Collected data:

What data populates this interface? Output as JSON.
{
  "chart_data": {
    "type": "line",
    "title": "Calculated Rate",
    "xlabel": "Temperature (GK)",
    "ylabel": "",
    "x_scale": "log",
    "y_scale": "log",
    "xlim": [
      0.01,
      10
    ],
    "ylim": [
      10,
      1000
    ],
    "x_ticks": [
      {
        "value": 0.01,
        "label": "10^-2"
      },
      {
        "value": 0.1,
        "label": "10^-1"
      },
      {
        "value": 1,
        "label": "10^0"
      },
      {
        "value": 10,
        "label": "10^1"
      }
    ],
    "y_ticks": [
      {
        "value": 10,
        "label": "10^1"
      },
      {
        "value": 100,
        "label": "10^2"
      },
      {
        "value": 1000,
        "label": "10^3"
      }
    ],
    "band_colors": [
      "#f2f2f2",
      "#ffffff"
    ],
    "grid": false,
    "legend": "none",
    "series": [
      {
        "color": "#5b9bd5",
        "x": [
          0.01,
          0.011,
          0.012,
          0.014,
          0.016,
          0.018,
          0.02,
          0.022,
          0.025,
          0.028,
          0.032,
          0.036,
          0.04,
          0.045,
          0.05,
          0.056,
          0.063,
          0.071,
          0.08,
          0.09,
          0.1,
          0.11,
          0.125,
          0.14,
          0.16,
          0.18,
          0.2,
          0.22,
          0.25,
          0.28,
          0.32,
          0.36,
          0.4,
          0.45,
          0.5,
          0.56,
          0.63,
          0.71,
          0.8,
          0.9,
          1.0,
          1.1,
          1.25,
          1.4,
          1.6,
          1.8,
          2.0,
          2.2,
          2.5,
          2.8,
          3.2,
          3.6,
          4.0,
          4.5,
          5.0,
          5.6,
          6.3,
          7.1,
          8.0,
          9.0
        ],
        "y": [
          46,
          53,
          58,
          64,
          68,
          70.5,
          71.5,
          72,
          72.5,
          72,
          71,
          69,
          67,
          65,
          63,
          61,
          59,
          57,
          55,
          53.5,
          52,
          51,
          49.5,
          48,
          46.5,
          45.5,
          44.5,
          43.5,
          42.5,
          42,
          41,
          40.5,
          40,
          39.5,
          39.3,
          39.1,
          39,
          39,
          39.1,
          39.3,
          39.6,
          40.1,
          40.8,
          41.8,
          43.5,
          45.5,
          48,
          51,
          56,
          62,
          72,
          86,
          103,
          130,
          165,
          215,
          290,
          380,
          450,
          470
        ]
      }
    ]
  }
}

Your goal: Gather each line holding the string "value".

Written reply:
        "value": 0.01,
        "value": 0.1,
        "value": 1,
        "value": 10,
        "value": 10,
        "value": 100,
        "value": 1000,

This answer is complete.